### GIVEN PROBLEM
The entries below should be given again exactly, minus their pictures.

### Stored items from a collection
____
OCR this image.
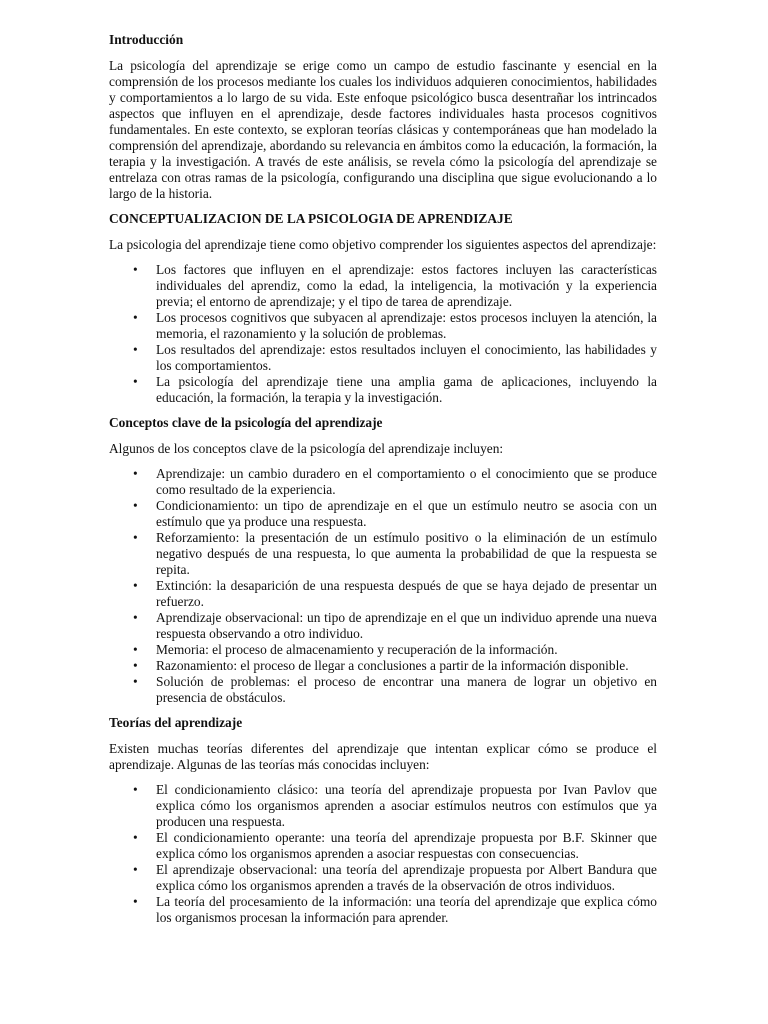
Introducción

La psicología del aprendizaje se erige como un campo de estudio fascinante y esencial en la comprensión de los procesos mediante los cuales los individuos adquieren conocimientos, habilidades y comportamientos a lo largo de su vida. Este enfoque psicológico busca desentrañar los intrincados aspectos que influyen en el aprendizaje, desde factores individuales hasta procesos cognitivos fundamentales. En este contexto, se exploran teorías clásicas y contemporáneas que han modelado la comprensión del aprendizaje, abordando su relevancia en ámbitos como la educación, la formación, la terapia y la investigación. A través de este análisis, se revela cómo la psicología del aprendizaje se entrelaza con otras ramas de la psicología, configurando una disciplina que sigue evolucionando a lo largo de la historia.

CONCEPTUALIZACION DE LA PSICOLOGIA DE APRENDIZAJE

La psicologia del aprendizaje tiene como objetivo comprender los siguientes aspectos del aprendizaje:

• Los factores que influyen en el aprendizaje: estos factores incluyen las características individuales del aprendiz, como la edad, la inteligencia, la motivación y la experiencia previa; el entorno de aprendizaje; y el tipo de tarea de aprendizaje.
• Los procesos cognitivos que subyacen al aprendizaje: estos procesos incluyen la atención, la memoria, el razonamiento y la solución de problemas.
• Los resultados del aprendizaje: estos resultados incluyen el conocimiento, las habilidades y los comportamientos.
• La psicología del aprendizaje tiene una amplia gama de aplicaciones, incluyendo la educación, la formación, la terapia y la investigación.
Conceptos clave de la psicología del aprendizaje

Algunos de los conceptos clave de la psicología del aprendizaje incluyen:

• Aprendizaje: un cambio duradero en el comportamiento o el conocimiento que se produce como resultado de la experiencia.
• Condicionamiento: un tipo de aprendizaje en el que un estímulo neutro se asocia con un estímulo que ya produce una respuesta.
• Reforzamiento: la presentación de un estímulo positivo o la eliminación de un estímulo negativo después de una respuesta, lo que aumenta la probabilidad de que la respuesta se repita.
• Extinción: la desaparición de una respuesta después de que se haya dejado de presentar un refuerzo.
• Aprendizaje observacional: un tipo de aprendizaje en el que un individuo aprende una nueva respuesta observando a otro individuo.
• Memoria: el proceso de almacenamiento y recuperación de la información.
• Razonamiento: el proceso de llegar a conclusiones a partir de la información disponible.
• Solución de problemas: el proceso de encontrar una manera de lograr un objetivo en presencia de obstáculos.
Teorías del aprendizaje

Existen muchas teorías diferentes del aprendizaje que intentan explicar cómo se produce el aprendizaje. Algunas de las teorías más conocidas incluyen:

• El condicionamiento clásico: una teoría del aprendizaje propuesta por Ivan Pavlov que explica cómo los organismos aprenden a asociar estímulos neutros con estímulos que ya producen una respuesta.
• El condicionamiento operante: una teoría del aprendizaje propuesta por B.F. Skinner que explica cómo los organismos aprenden a asociar respuestas con consecuencias.
• El aprendizaje observacional: una teoría del aprendizaje propuesta por Albert Bandura que explica cómo los organismos aprenden a través de la observación de otros individuos.
• La teoría del procesamiento de la información: una teoría del aprendizaje que explica cómo los organismos procesan la información para aprender.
____
### SOLUTION TO THE EXERCISE
OCR this image.
Introducción

La psicología del aprendizaje se erige como un campo de estudio fascinante y esencial en la comprensión de los procesos mediante los cuales los individuos adquieren conocimientos, habilidades y comportamientos a lo largo de su vida. Este enfoque psicológico busca desentrañar los intrincados aspectos que influyen en el aprendizaje, desde factores individuales hasta procesos cognitivos fundamentales. En este contexto, se exploran teorías clásicas y contemporáneas que han modelado la comprensión del aprendizaje, abordando su relevancia en ámbitos como la educación, la formación, la terapia y la investigación. A través de este análisis, se revela cómo la psicología del aprendizaje se entrelaza con otras ramas de la psicología, configurando una disciplina que sigue evolucionando a lo largo de la historia.

CONCEPTUALIZACION DE LA PSICOLOGIA DE APRENDIZAJE

La psicologia del aprendizaje tiene como objetivo comprender los siguientes aspectos del aprendizaje:

• Los factores que influyen en el aprendizaje: estos factores incluyen las características individuales del aprendiz, como la edad, la inteligencia, la motivación y la experiencia previa; el entorno de aprendizaje; y el tipo de tarea de aprendizaje.
• Los procesos cognitivos que subyacen al aprendizaje: estos procesos incluyen la atención, la memoria, el razonamiento y la solución de problemas.
• Los resultados del aprendizaje: estos resultados incluyen el conocimiento, las habilidades y los comportamientos.
• La psicología del aprendizaje tiene una amplia gama de aplicaciones, incluyendo la educación, la formación, la terapia y la investigación.
Conceptos clave de la psicología del aprendizaje

Algunos de los conceptos clave de la psicología del aprendizaje incluyen:

• Aprendizaje: un cambio duradero en el comportamiento o el conocimiento que se produce como resultado de la experiencia.
• Condicionamiento: un tipo de aprendizaje en el que un estímulo neutro se asocia con un estímulo que ya produce una respuesta.
• Reforzamiento: la presentación de un estímulo positivo o la eliminación de un estímulo negativo después de una respuesta, lo que aumenta la probabilidad de que la respuesta se repita.
• Extinción: la desaparición de una respuesta después de que se haya dejado de presentar un refuerzo.
• Aprendizaje observacional: un tipo de aprendizaje en el que un individuo aprende una nueva respuesta observando a otro individuo.
• Memoria: el proceso de almacenamiento y recuperación de la información.
• Razonamiento: el proceso de llegar a conclusiones a partir de la información disponible.
• Solución de problemas: el proceso de encontrar una manera de lograr un objetivo en presencia de obstáculos.
Teorías del aprendizaje

Existen muchas teorías diferentes del aprendizaje que intentan explicar cómo se produce el aprendizaje. Algunas de las teorías más conocidas incluyen:

• El condicionamiento clásico: una teoría del aprendizaje propuesta por Ivan Pavlov que explica cómo los organismos aprenden a asociar estímulos neutros con estímulos que ya producen una respuesta.
• El condicionamiento operante: una teoría del aprendizaje propuesta por B.F. Skinner que explica cómo los organismos aprenden a asociar respuestas con consecuencias.
• El aprendizaje observacional: una teoría del aprendizaje propuesta por Albert Bandura que explica cómo los organismos aprenden a través de la observación de otros individuos.
• La teoría del procesamiento de la información: una teoría del aprendizaje que explica cómo los organismos procesan la información para aprender.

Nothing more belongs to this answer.